Retype the data below without altering anything.
-- -- --
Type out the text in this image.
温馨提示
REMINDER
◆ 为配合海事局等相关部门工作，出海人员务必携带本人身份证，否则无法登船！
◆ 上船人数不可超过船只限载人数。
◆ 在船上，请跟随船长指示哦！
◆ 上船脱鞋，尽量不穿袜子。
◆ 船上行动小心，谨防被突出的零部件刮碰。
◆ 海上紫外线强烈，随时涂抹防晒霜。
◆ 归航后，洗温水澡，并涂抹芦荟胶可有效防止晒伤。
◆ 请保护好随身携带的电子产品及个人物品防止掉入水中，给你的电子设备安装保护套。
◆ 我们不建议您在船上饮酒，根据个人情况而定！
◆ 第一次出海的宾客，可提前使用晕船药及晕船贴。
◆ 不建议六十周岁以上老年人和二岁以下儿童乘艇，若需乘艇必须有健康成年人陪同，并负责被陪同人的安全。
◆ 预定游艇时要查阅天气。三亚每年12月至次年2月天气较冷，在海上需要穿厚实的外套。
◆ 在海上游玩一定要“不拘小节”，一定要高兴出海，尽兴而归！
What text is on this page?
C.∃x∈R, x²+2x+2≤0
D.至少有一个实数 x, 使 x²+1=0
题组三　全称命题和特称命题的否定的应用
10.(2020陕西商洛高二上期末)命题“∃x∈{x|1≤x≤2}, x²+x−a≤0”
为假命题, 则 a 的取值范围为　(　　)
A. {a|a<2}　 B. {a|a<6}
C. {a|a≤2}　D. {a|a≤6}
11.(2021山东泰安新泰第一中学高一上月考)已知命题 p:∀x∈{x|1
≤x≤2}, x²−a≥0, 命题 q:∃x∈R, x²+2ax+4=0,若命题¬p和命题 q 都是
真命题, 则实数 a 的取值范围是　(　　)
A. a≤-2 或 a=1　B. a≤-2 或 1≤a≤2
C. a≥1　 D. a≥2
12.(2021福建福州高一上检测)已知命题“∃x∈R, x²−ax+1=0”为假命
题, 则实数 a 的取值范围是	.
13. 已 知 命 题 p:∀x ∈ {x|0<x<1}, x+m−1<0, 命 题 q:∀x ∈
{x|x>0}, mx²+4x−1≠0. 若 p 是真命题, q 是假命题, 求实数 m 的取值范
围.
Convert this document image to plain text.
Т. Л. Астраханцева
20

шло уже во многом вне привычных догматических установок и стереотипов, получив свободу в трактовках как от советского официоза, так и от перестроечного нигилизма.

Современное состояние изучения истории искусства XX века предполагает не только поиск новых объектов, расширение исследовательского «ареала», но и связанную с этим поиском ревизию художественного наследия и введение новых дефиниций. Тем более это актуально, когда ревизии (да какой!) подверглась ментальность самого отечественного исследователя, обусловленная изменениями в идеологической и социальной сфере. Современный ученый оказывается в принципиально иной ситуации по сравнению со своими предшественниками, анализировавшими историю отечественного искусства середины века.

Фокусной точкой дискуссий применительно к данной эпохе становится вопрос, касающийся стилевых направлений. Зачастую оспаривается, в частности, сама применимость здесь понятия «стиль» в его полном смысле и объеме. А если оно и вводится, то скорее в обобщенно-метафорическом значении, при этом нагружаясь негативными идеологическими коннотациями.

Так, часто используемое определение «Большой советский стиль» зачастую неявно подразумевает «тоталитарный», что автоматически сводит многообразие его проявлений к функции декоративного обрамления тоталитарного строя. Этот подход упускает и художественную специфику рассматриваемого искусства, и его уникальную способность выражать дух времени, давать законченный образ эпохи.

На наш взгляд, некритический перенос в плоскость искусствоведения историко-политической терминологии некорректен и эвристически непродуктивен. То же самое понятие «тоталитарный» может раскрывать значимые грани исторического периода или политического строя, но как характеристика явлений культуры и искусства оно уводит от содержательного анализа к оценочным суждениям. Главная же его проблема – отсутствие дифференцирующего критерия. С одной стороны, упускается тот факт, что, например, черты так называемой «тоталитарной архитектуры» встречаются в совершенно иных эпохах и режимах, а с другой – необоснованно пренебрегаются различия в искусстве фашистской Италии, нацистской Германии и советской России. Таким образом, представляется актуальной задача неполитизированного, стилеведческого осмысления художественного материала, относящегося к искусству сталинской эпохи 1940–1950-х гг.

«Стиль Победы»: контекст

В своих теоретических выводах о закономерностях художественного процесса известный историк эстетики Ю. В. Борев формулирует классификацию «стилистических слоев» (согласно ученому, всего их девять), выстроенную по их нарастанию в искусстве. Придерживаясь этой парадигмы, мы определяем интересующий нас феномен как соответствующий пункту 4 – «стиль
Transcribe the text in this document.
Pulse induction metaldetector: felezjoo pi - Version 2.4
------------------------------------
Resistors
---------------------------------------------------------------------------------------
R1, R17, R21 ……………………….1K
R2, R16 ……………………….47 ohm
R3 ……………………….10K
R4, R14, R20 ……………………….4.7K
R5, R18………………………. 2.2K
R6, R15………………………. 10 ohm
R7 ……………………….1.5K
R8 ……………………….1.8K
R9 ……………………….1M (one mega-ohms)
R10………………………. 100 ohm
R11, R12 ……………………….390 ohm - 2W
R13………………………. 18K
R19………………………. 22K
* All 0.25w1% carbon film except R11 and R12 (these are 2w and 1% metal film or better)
-- -- --
Output of the task –
Type out the text in this image.
温馨提示
REMINDER
◆ 为配合海事局等相关部门工作，出海人员务必携带本人身份证，否则无法登船！
◆ 上船人数不可超过船只限载人数。
◆ 在船上，请跟随船长指示哦！
◆ 上船脱鞋，尽量不穿袜子。
◆ 船上行动小心，谨防被突出的零部件刮碰。
◆ 海上紫外线强烈，随时涂抹防晒霜。
◆ 归航后，洗温水澡，并涂抹芦荟胶可有效防止晒伤。
◆ 请保护好随身携带的电子产品及个人物品防止掉入水中，给你的电子设备安装保护套。
◆ 我们不建议您在船上饮酒，根据个人情况而定！
◆ 第一次出海的宾客，可提前使用晕船药及晕船贴。
◆ 不建议六十周岁以上老年人和二岁以下儿童乘艇，若需乘艇必须有健康成年人陪同，并负责被陪同人的安全。
◆ 预定游艇时要查阅天气。三亚每年12月至次年2月天气较冷，在海上需要穿厚实的外套。
◆ 在海上游玩一定要“不拘小节”，一定要高兴出海，尽兴而归！
What text is on this page?
C.∃x∈R, x²+2x+2≤0
D.至少有一个实数 x, 使 x²+1=0
题组三　全称命题和特称命题的否定的应用
10.(2020陕西商洛高二上期末)命题“∃x∈{x|1≤x≤2}, x²+x−a≤0”
为假命题, 则 a 的取值范围为　(　　)
A. {a|a<2}　 B. {a|a<6}
C. {a|a≤2}　D. {a|a≤6}
11.(2021山东泰安新泰第一中学高一上月考)已知命题 p:∀x∈{x|1
≤x≤2}, x²−a≥0, 命题 q:∃x∈R, x²+2ax+4=0,若命题¬p和命题 q 都是
真命题, 则实数 a 的取值范围是　(　　)
A. a≤-2 或 a=1　B. a≤-2 或 1≤a≤2
C. a≥1　 D. a≥2
12.(2021福建福州高一上检测)已知命题“∃x∈R, x²−ax+1=0”为假命
题, 则实数 a 的取值范围是	.
13. 已 知 命 题 p:∀x ∈ {x|0<x<1}, x+m−1<0, 命 题 q:∀x ∈
{x|x>0}, mx²+4x−1≠0. 若 p 是真命题, q 是假命题, 求实数 m 的取值范
围.
Convert this document image to plain text.
Т. Л. Астраханцева
20

шло уже во многом вне привычных догматических установок и стереотипов, получив свободу в трактовках как от советского официоза, так и от перестроечного нигилизма.

Современное состояние изучения истории искусства XX века предполагает не только поиск новых объектов, расширение исследовательского «ареала», но и связанную с этим поиском ревизию художественного наследия и введение новых дефиниций. Тем более это актуально, когда ревизии (да какой!) подверглась ментальность самого отечественного исследователя, обусловленная изменениями в идеологической и социальной сфере. Современный ученый оказывается в принципиально иной ситуации по сравнению со своими предшественниками, анализировавшими историю отечественного искусства середины века.

Фокусной точкой дискуссий применительно к данной эпохе становится вопрос, касающийся стилевых направлений. Зачастую оспаривается, в частности, сама применимость здесь понятия «стиль» в его полном смысле и объеме. А если оно и вводится, то скорее в обобщенно-метафорическом значении, при этом нагружаясь негативными идеологическими коннотациями.

Так, часто используемое определение «Большой советский стиль» зачастую неявно подразумевает «тоталитарный», что автоматически сводит многообразие его проявлений к функции декоративного обрамления тоталитарного строя. Этот подход упускает и художественную специфику рассматриваемого искусства, и его уникальную способность выражать дух времени, давать законченный образ эпохи.

На наш взгляд, некритический перенос в плоскость искусствоведения историко-политической терминологии некорректен и эвристически непродуктивен. То же самое понятие «тоталитарный» может раскрывать значимые грани исторического периода или политического строя, но как характеристика явлений культуры и искусства оно уводит от содержательного анализа к оценочным суждениям. Главная же его проблема – отсутствие дифференцирующего критерия. С одной стороны, упускается тот факт, что, например, черты так называемой «тоталитарной архитектуры» встречаются в совершенно иных эпохах и режимах, а с другой – необоснованно пренебрегаются различия в искусстве фашистской Италии, нацистской Германии и советской России. Таким образом, представляется актуальной задача неполитизированного, стилеведческого осмысления художественного материала, относящегося к искусству сталинской эпохи 1940–1950-х гг.

«Стиль Победы»: контекст

В своих теоретических выводах о закономерностях художественного процесса известный историк эстетики Ю. В. Борев формулирует классификацию «стилистических слоев» (согласно ученому, всего их девять), выстроенную по их нарастанию в искусстве. Придерживаясь этой парадигмы, мы определяем интересующий нас феномен как соответствующий пункту 4 – «стиль
Transcribe the text in this document.
Pulse induction metaldetector: felezjoo pi - Version 2.4
------------------------------------
Resistors
---------------------------------------------------------------------------------------
R1, R17, R21 ……………………….1K
R2, R16 ……………………….47 ohm
R3 ……………………….10K
R4, R14, R20 ……………………….4.7K
R5, R18………………………. 2.2K
R6, R15………………………. 10 ohm
R7 ……………………….1.5K
R8 ……………………….1.8K
R9 ……………………….1M (one mega-ohms)
R10………………………. 100 ohm
R11, R12 ……………………….390 ohm - 2W
R13………………………. 18K
R19………………………. 22K
* All 0.25w1% carbon film except R11 and R12 (these are 2w and 1% metal film or better)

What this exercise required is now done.